### EXERCISE AIM:
In the listing that follows, count the lines holding the word "Глава" and report only that number.

Data entries
►

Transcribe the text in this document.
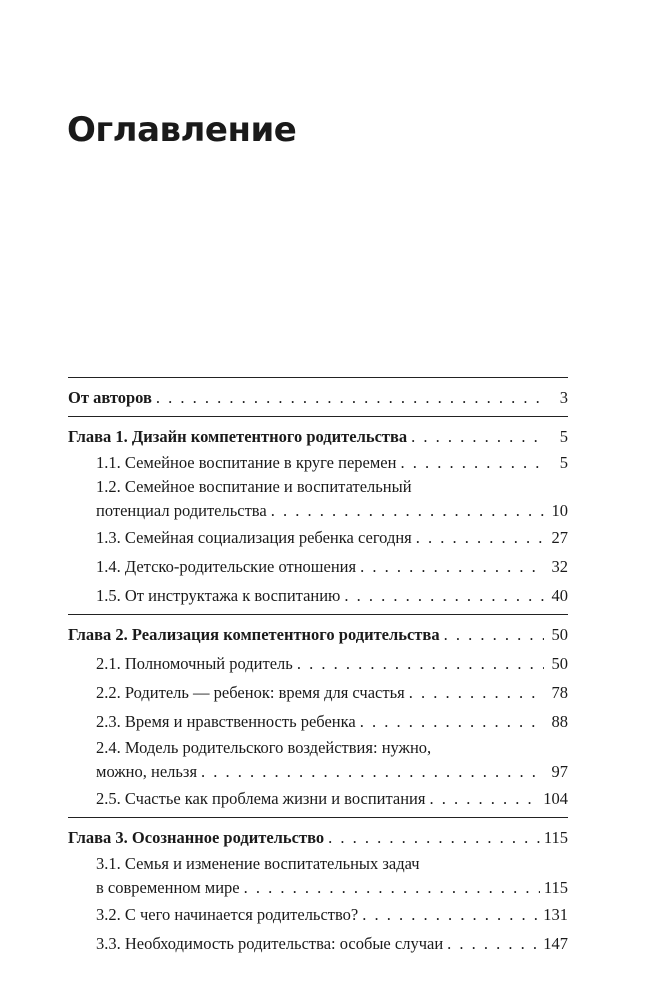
Оглавление
От авторов . . .	3
Глава 1. Дизайн компетентного родительства . . .	5
1.1. Семейное воспитание в круге перемен . . .	5
1.2. Семейное воспитание и воспитательный
потенциал родительства . . .	10
1.3. Семейная социализация ребенка сегодня . . .	27
1.4. Детско-родительские отношения . . .	32
1.5. От инструктажа к воспитанию . . .	40
Глава 2. Реализация компетентного родительства . . .	50
2.1. Полномочный родитель . . .	50
2.2. Родитель — ребенок: время для счастья . . .	78
2.3. Время и нравственность ребенка . . .	88
2.4. Модель родительского воздействия: нужно,
можно, нельзя . . .	97
2.5. Счастье как проблема жизни и воспитания . . .	104
Глава 3. Осознанное родительство . . .	115
3.1. Семья и изменение воспитательных задач
в современном мире . . .	115
3.2. С чего начинается родительство? . . .	131
3.3. Необходимость родительства: особые случаи . . .	147
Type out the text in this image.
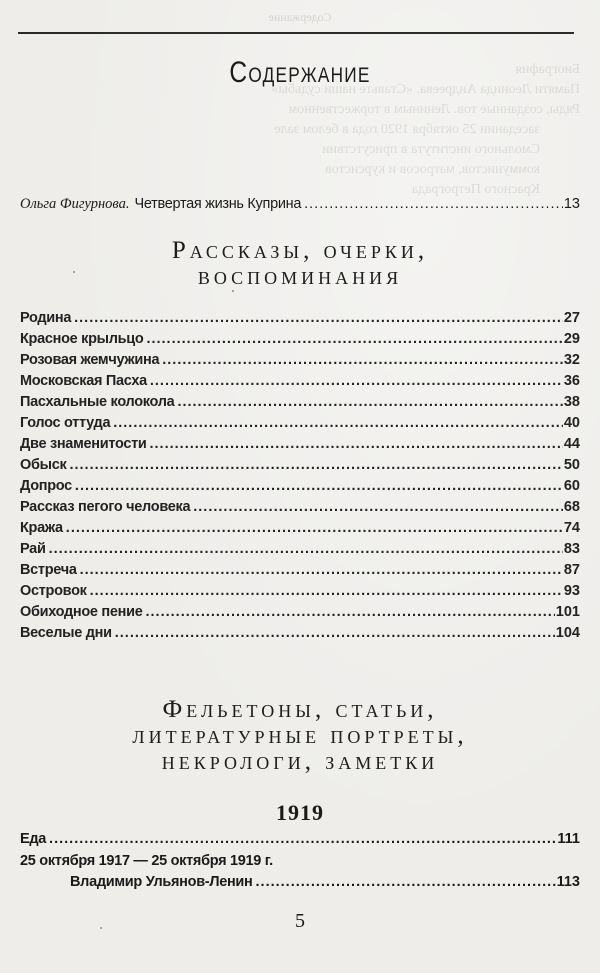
Биография
Памяти Леонида Андреева. «Ставьте наши судьбы»
Ряды, созданные тов. Лениным в торжественном
заседании 25 октября 1920 года в белом зале
Смольного института в присутствии
коммунистов, матросов и курсистов
Красного Петрограда
Содержание
Содержание
Ольга Фигурнова. Четвертая жизнь Куприна .....	13
Рассказы, очерки,
воспоминания
Родина .....	27
Красное крыльцо .....	29
Розовая жемчужина .....	32
Московская Пасха .....	36
Пасхальные колокола .....	38
Голос оттуда .....	40
Две знаменитости .....	44
Обыск .....	50
Допрос .....	60
Рассказ пегого человека .....	68
Кража .....	74
Рай .....	83
Встреча .....	87
Островок .....	93
Обиходное пение .....	101
Веселые дни .....	104
Фельетоны, статьи,
литературные портреты,
некрологи, заметки
1919
Еда .....	111
25 октября 1917 — 25 октября 1919 г.
Владимир Ульянов-Ленин .....	113
5
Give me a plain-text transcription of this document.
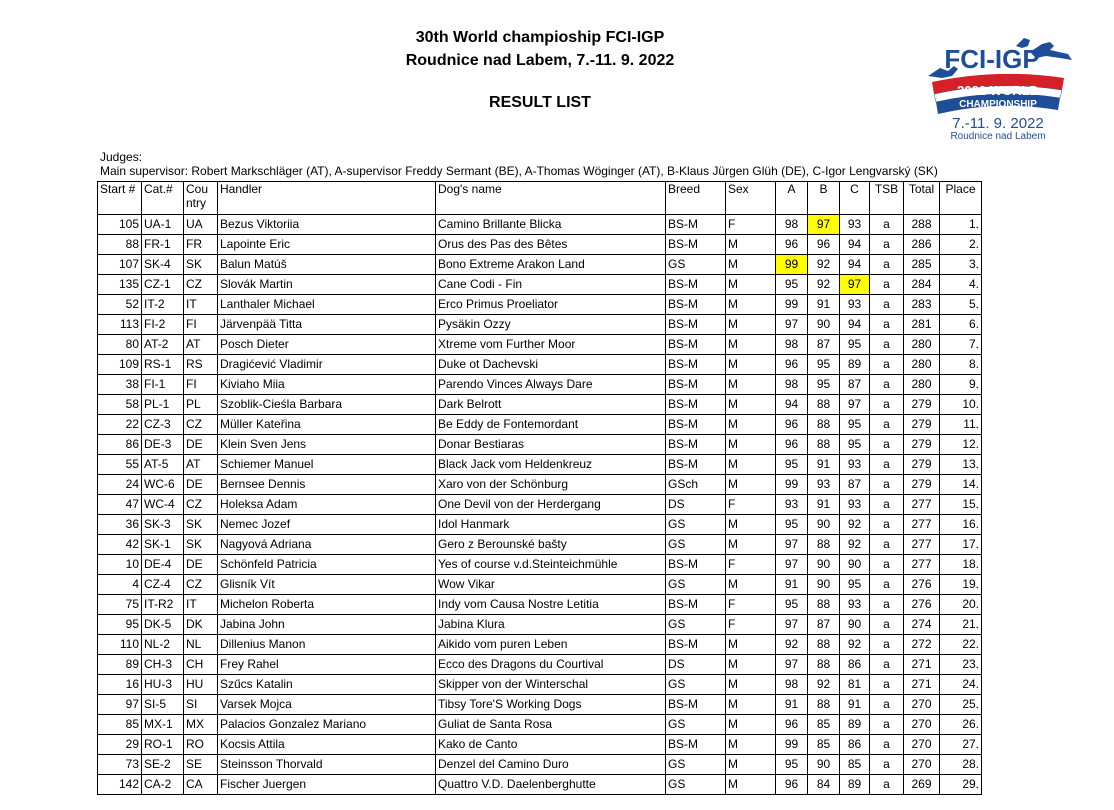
30th World champioship FCI-IGP
Roudnice nad Labem, 7.-11. 9. 2022
RESULT LIST
FCI-IGP
2022 WORLD
CHAMPIONSHIP
7.-11. 9. 2022
Roudnice nad Labem
Judges:
Main supervisor: Robert Markschläger (AT), A-supervisor Freddy Sermant (BE), A-Thomas Wöginger (AT), B-Klaus Jürgen Glüh (DE), C-Igor Lengvarský (SK)
Start #	Cat.#	Cou ntry	Handler	Dog's name	Breed	Sex	A	B	C	TSB	Total	Place
105	UA-1	UA	Bezus Viktoriia	Camino Brillante Blicka	BS-M	F	98	97	93	a	288	1.
88	FR-1	FR	Lapointe Eric	Orus des Pas des Bêtes	BS-M	M	96	96	94	a	286	2.
107	SK-4	SK	Balun Matúš	Bono Extreme Arakon Land	GS	M	99	92	94	a	285	3.
135	CZ-1	CZ	Slovák Martin	Cane Codi - Fin	BS-M	M	95	92	97	a	284	4.
52	IT-2	IT	Lanthaler Michael	Erco Primus Proeliator	BS-M	M	99	91	93	a	283	5.
113	FI-2	FI	Järvenpää Titta	Pysäkin Ozzy	BS-M	M	97	90	94	a	281	6.
80	AT-2	AT	Posch Dieter	Xtreme vom Further Moor	BS-M	M	98	87	95	a	280	7.
109	RS-1	RS	Dragićević Vladimir	Duke ot Dachevski	BS-M	M	96	95	89	a	280	8.
38	FI-1	FI	Kiviaho Miia	Parendo Vinces Always Dare	BS-M	M	98	95	87	a	280	9.
58	PL-1	PL	Szoblik-Cieśla Barbara	Dark Belrott	BS-M	M	94	88	97	a	279	10.
22	CZ-3	CZ	Müller Kateřina	Be Eddy de Fontemordant	BS-M	M	96	88	95	a	279	11.
86	DE-3	DE	Klein Sven Jens	Donar Bestiaras	BS-M	M	96	88	95	a	279	12.
55	AT-5	AT	Schiemer Manuel	Black Jack vom Heldenkreuz	BS-M	M	95	91	93	a	279	13.
24	WC-6	DE	Bernsee Dennis	Xaro von der Schönburg	GSch	M	99	93	87	a	279	14.
47	WC-4	CZ	Holeksa Adam	One Devil von der Herdergang	DS	F	93	91	93	a	277	15.
36	SK-3	SK	Nemec Jozef	Idol Hanmark	GS	M	95	90	92	a	277	16.
42	SK-1	SK	Nagyová Adriana	Gero z Berounské bašty	GS	M	97	88	92	a	277	17.
10	DE-4	DE	Schönfeld Patricia	Yes of course v.d.Steinteichmühle	BS-M	F	97	90	90	a	277	18.
4	CZ-4	CZ	Glisník Vít	Wow Vikar	GS	M	91	90	95	a	276	19.
75	IT-R2	IT	Michelon Roberta	Indy vom Causa Nostre Letitia	BS-M	F	95	88	93	a	276	20.
95	DK-5	DK	Jabina John	Jabina Klura	GS	F	97	87	90	a	274	21.
110	NL-2	NL	Dillenius Manon	Aikido vom puren Leben	BS-M	M	92	88	92	a	272	22.
89	CH-3	CH	Frey Rahel	Ecco des Dragons du Courtival	DS	M	97	88	86	a	271	23.
16	HU-3	HU	Szűcs Katalin	Skipper von der Winterschal	GS	M	98	92	81	a	271	24.
97	SI-5	SI	Varsek Mojca	Tibsy Tore'S Working Dogs	BS-M	M	91	88	91	a	270	25.
85	MX-1	MX	Palacios Gonzalez Mariano	Guliat de Santa Rosa	GS	M	96	85	89	a	270	26.
29	RO-1	RO	Kocsis Attila	Kako de Canto	BS-M	M	99	85	86	a	270	27.
73	SE-2	SE	Steinsson Thorvald	Denzel del Camino Duro	GS	M	95	90	85	a	270	28.
142	CA-2	CA	Fischer Juergen	Quattro V.D. Daelenberghutte	GS	M	96	84	89	a	269	29.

◄

### SOLUTION TO THE PROBLEM:
3